# EXERCISE:
Search the material below for the word "color" and copy every line in which it occurs.
+++ RECORDS FOR THE EXERCISE +++
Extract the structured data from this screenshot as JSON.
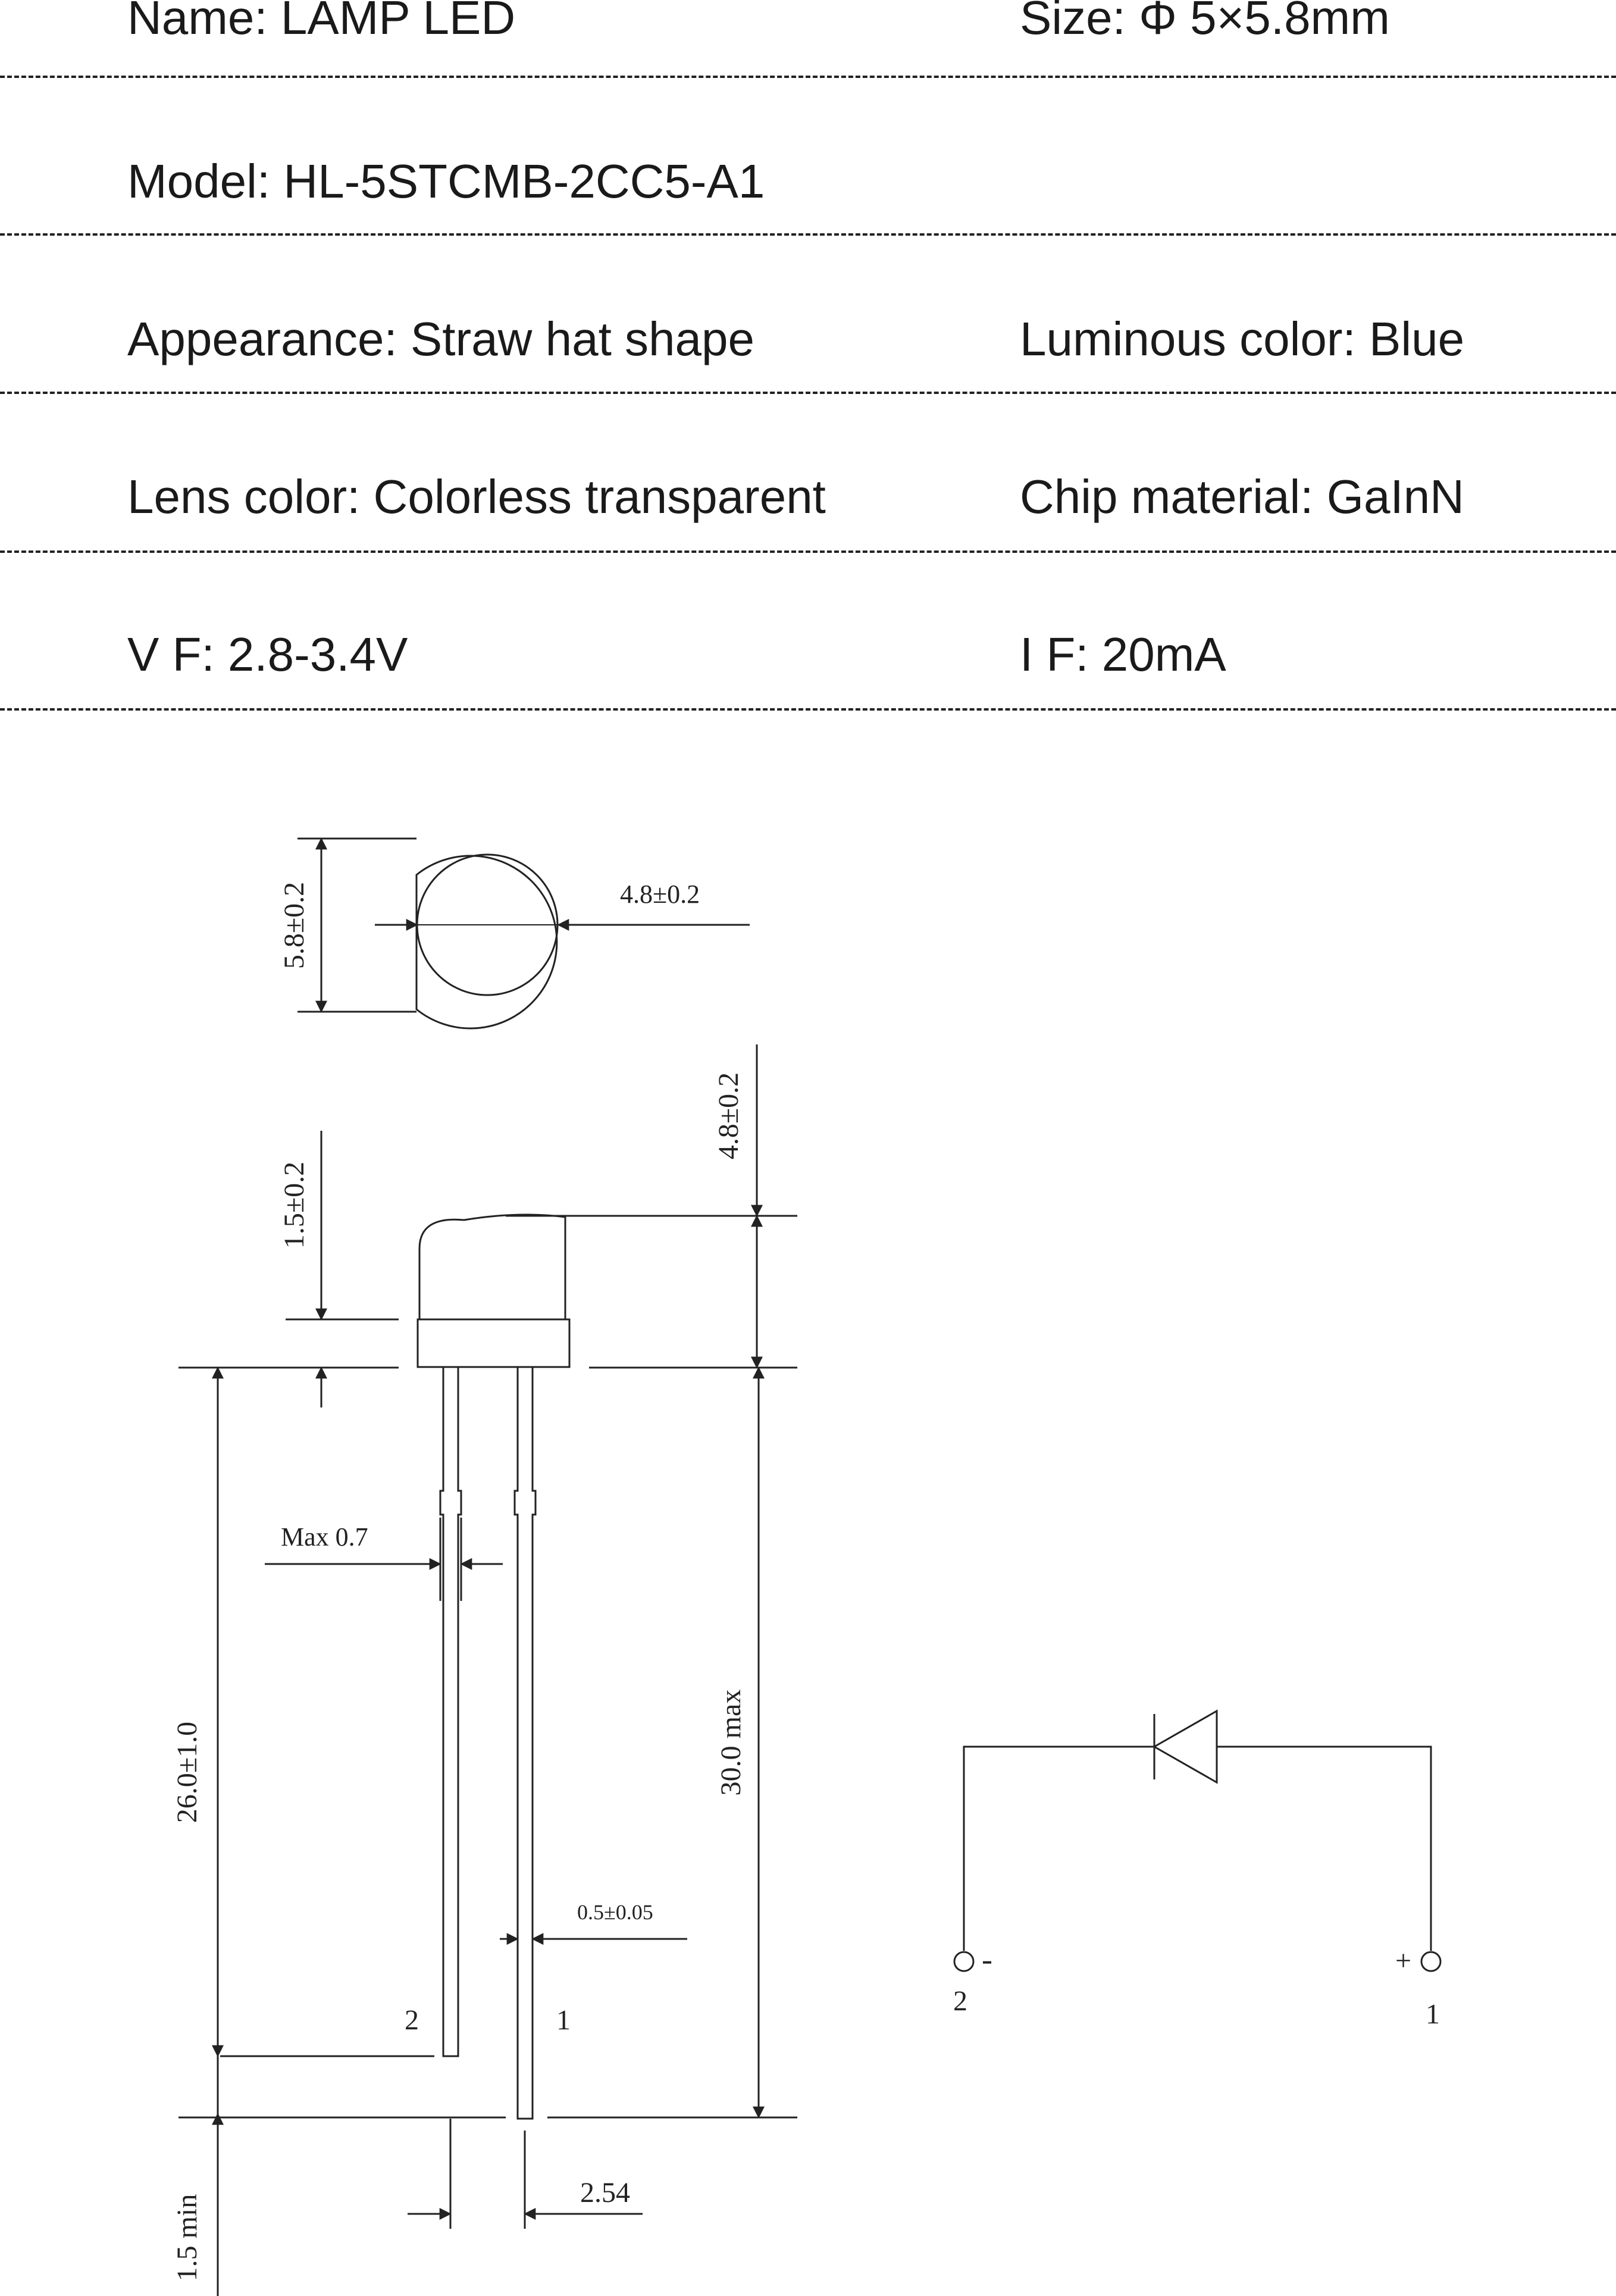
{
  "specs": {
    "name": "Name: LAMP LED",
    "size": "Size: Φ 5×5.8mm",
    "model": "Model: HL-5STCMB-2CC5-A1",
    "appearance": "Appearance: Straw hat shape",
    "luminous_color": "Luminous color: Blue",
    "lens_color": "Lens color: Colorless transparent",
    "chip_material": "Chip material: GaInN",
    "vf": "V F: 2.8-3.4V",
    "if": "I F: 20mA"
  },
  "dimensions": {
    "top_view_height": "5.8±0.2",
    "top_view_diameter": "4.8±0.2",
    "dome_height": "4.8±0.2",
    "flange_height": "1.5±0.2",
    "max_kink": "Max 0.7",
    "short_lead": "26.0±1.0",
    "overall_length": "30.0 max",
    "lead_width": "0.5±0.05",
    "pin_spacing": "2.54",
    "min_distance": "1.5 min"
  },
  "pins": {
    "left": "2",
    "right": "1"
  },
  "schematic": {
    "minus_sign": "-",
    "plus_sign": "+",
    "left_pin": "2",
    "right_pin": "1"
  }
}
+++
# REPLY:
    "luminous_color": "Luminous color: Blue",
    "lens_color": "Lens color: Colorless transparent",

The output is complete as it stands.